§ **REQUIRED TASK**
Reproduce each line from the records that holds "дать".

──────── SUPPLIED DATA

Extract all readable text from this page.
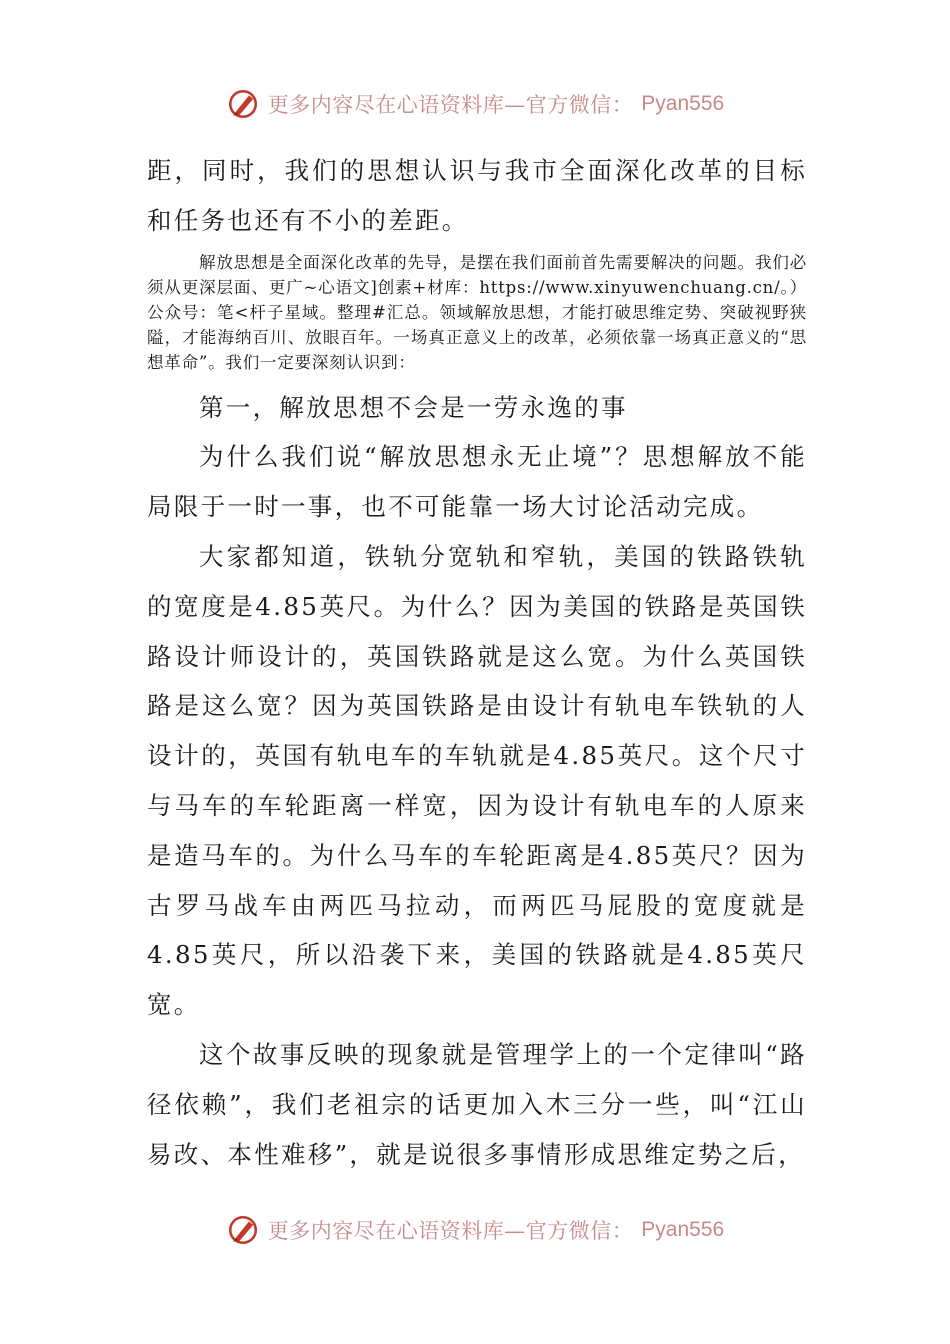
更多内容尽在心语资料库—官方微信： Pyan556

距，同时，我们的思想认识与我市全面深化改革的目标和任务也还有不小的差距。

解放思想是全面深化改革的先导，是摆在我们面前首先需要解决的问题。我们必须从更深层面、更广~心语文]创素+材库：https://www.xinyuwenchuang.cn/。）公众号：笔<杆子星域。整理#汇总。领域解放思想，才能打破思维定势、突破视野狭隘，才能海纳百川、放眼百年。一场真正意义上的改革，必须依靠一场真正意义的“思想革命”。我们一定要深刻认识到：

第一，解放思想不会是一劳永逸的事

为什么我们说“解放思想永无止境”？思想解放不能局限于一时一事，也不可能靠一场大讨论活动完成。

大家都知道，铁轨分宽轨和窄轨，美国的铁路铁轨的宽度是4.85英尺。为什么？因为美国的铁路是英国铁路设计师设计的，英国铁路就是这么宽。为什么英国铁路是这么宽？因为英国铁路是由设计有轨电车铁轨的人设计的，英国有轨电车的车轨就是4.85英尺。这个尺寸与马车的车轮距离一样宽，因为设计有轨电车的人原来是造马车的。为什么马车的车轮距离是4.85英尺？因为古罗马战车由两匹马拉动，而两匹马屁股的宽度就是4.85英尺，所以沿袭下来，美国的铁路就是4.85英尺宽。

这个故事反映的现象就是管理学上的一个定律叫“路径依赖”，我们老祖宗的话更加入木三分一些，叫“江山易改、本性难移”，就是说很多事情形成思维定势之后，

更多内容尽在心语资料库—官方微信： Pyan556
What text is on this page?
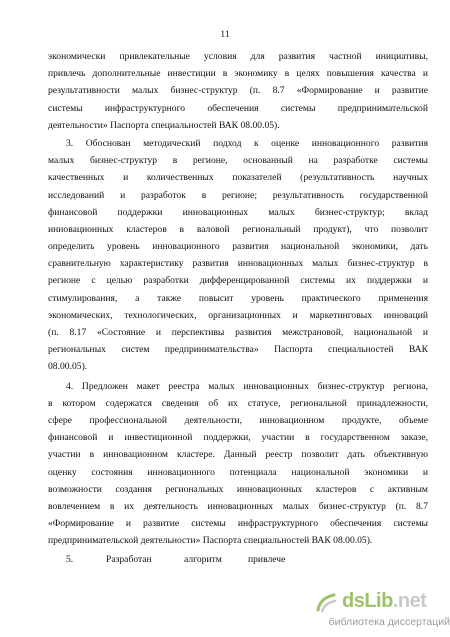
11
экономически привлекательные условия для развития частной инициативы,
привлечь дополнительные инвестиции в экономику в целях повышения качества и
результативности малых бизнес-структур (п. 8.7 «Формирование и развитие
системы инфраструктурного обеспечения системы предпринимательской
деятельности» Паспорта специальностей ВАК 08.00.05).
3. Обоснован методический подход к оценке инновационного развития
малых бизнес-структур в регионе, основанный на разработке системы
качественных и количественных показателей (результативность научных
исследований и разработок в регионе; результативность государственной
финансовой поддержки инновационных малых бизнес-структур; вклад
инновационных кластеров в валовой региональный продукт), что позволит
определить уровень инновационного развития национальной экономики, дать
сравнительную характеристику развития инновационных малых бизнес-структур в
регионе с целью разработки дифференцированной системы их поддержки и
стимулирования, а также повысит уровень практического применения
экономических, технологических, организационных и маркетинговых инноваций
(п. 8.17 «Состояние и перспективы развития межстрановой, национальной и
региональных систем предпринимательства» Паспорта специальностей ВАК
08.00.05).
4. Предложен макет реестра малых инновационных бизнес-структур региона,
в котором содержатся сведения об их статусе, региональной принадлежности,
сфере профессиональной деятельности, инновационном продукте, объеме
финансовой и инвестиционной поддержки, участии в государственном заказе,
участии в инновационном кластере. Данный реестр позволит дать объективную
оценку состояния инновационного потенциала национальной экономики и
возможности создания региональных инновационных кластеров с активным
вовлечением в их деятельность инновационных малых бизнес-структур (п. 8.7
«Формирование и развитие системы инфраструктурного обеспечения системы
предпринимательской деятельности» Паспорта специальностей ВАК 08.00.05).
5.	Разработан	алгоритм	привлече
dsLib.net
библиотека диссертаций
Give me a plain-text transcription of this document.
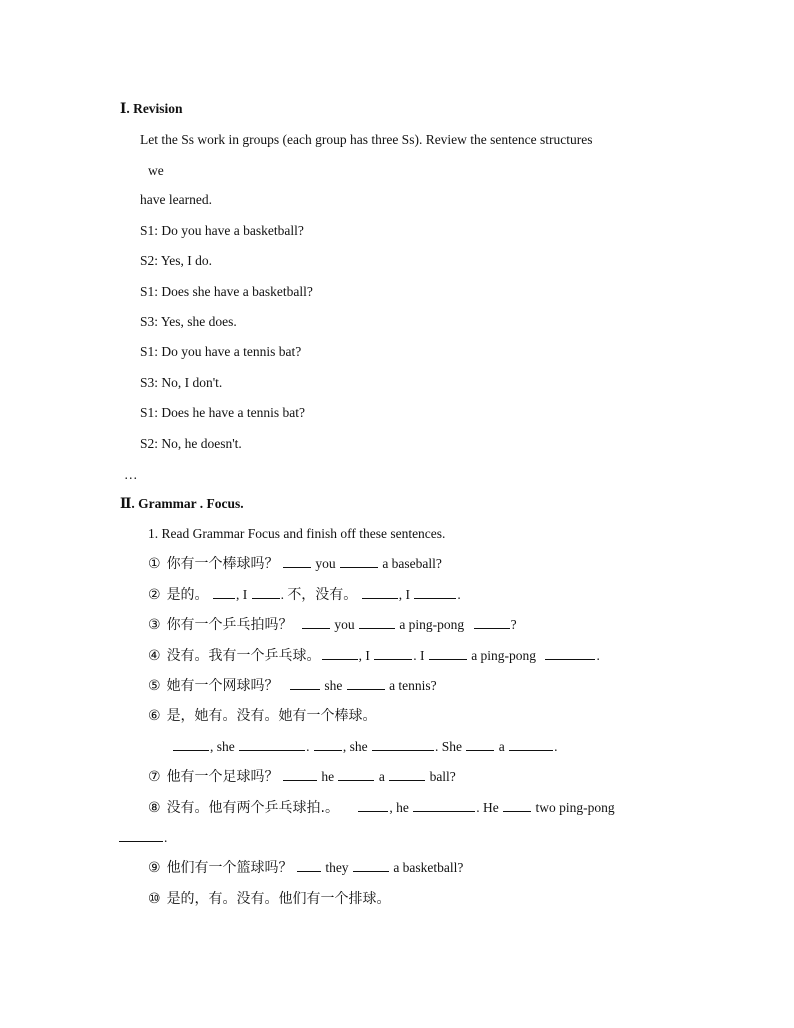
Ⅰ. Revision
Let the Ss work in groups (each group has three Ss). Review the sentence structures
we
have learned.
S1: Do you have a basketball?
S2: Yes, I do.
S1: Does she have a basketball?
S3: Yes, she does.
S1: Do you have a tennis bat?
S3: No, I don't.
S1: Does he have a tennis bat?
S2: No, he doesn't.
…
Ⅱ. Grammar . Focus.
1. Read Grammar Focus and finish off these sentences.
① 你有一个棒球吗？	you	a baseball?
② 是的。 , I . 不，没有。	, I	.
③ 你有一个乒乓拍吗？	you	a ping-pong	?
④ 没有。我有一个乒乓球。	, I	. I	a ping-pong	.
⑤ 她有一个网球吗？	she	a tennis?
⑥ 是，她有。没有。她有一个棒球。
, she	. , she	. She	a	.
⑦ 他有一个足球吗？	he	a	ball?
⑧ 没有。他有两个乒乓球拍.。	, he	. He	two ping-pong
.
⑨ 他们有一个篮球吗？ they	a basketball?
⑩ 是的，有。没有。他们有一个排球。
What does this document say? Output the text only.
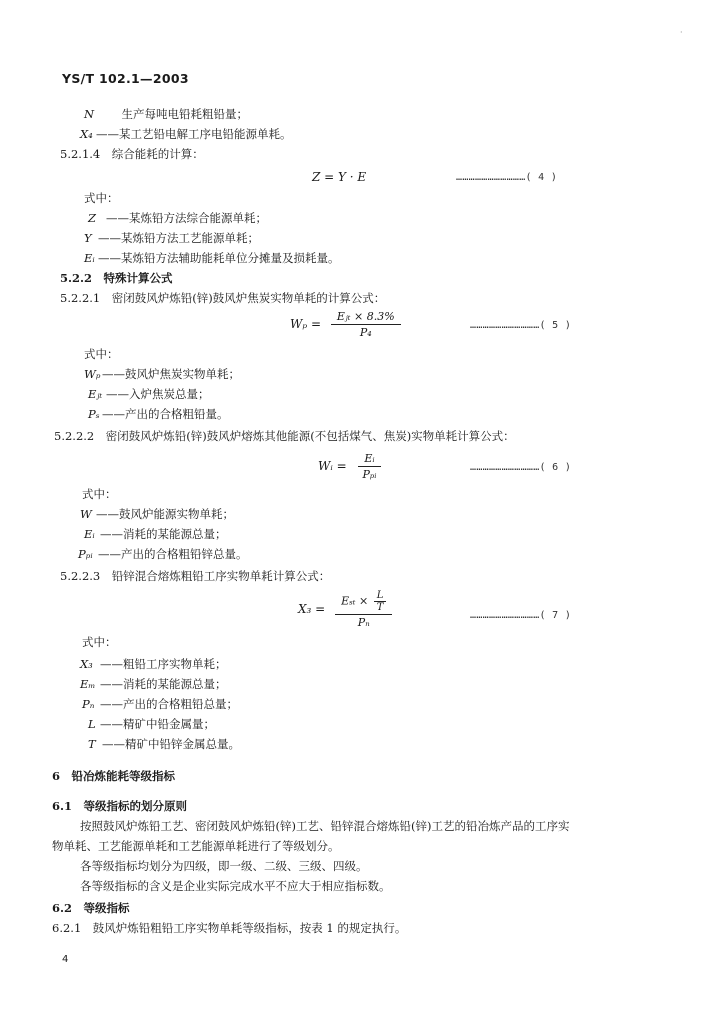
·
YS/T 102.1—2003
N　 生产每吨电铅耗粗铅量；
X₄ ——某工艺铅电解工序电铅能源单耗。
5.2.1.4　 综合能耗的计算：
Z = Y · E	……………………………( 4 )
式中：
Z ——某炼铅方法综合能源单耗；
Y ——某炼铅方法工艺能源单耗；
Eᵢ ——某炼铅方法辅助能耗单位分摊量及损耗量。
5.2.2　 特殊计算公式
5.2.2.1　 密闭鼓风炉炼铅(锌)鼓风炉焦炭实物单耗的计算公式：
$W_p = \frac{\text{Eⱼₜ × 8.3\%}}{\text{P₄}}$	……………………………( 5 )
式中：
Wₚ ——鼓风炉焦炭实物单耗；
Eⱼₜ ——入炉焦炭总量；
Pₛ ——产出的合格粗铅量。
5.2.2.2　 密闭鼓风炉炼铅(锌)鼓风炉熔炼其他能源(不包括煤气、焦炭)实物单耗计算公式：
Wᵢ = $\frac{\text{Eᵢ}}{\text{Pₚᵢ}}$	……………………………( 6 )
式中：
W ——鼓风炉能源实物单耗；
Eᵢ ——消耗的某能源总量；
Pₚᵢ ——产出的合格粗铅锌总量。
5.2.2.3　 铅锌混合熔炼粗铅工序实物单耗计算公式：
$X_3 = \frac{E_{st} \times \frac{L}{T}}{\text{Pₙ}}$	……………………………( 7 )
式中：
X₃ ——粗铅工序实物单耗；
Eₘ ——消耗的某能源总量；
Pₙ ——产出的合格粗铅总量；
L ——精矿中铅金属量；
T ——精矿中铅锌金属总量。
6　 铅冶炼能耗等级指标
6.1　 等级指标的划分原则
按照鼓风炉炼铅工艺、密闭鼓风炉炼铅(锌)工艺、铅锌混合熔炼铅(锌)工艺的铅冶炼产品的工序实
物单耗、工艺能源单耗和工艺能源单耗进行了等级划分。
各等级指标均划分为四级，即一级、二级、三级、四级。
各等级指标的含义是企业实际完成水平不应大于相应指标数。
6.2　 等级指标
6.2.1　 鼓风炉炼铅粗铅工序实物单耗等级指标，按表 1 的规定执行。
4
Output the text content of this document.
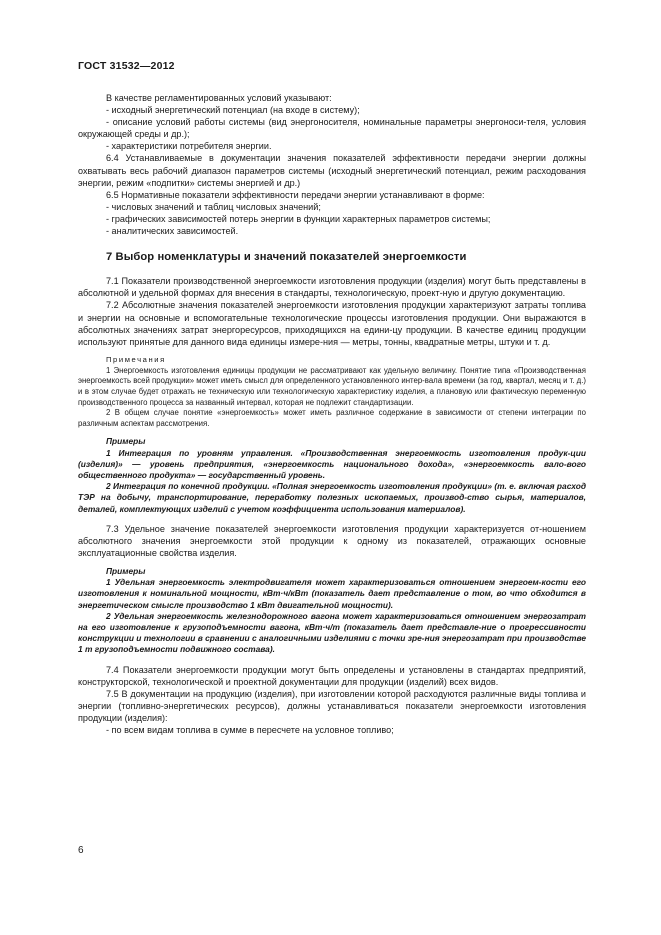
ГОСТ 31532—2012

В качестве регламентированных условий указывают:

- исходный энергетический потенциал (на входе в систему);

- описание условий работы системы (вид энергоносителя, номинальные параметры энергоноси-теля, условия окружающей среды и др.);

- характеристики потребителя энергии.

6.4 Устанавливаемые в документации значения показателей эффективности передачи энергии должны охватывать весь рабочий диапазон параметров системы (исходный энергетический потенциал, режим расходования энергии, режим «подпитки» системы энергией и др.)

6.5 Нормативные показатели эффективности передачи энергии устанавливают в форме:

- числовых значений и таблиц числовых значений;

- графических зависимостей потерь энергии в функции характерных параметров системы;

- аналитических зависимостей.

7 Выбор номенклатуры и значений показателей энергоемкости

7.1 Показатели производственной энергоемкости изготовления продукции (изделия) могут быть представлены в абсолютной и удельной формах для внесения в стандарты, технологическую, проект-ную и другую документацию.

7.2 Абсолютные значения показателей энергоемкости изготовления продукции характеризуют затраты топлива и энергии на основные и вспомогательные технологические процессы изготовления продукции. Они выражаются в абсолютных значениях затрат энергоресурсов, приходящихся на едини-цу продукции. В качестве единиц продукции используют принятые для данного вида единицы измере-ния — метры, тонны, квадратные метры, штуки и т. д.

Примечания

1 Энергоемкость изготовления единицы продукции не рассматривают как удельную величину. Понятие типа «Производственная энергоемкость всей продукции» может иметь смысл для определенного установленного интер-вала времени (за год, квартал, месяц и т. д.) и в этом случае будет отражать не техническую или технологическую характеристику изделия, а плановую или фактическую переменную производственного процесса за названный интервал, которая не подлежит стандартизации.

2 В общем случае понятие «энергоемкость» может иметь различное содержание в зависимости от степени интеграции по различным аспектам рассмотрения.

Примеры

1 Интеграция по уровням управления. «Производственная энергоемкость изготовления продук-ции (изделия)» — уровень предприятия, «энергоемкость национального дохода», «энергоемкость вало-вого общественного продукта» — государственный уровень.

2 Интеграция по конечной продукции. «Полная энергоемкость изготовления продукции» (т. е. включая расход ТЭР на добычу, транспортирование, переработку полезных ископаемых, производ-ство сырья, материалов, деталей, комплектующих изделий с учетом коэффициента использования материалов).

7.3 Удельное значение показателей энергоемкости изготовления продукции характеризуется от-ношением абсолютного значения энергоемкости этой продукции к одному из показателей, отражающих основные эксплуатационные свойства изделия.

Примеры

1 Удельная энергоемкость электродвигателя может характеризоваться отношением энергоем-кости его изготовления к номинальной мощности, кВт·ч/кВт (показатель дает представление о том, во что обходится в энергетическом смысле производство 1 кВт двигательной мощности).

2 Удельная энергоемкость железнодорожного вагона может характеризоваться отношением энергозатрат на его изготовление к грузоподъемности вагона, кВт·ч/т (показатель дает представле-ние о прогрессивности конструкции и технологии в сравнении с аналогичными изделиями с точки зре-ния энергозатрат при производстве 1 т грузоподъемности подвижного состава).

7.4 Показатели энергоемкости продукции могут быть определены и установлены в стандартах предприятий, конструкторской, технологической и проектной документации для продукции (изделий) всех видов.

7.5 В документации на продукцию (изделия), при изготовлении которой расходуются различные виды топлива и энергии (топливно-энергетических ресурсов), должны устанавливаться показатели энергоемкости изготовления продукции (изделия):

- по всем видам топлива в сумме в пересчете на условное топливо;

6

────────────────

§ **COMPLETE OUTPUT**
определить уровень инновационного развития национальной экономики, дать
участии в инновационном кластере. Данный реестр позволит дать объективную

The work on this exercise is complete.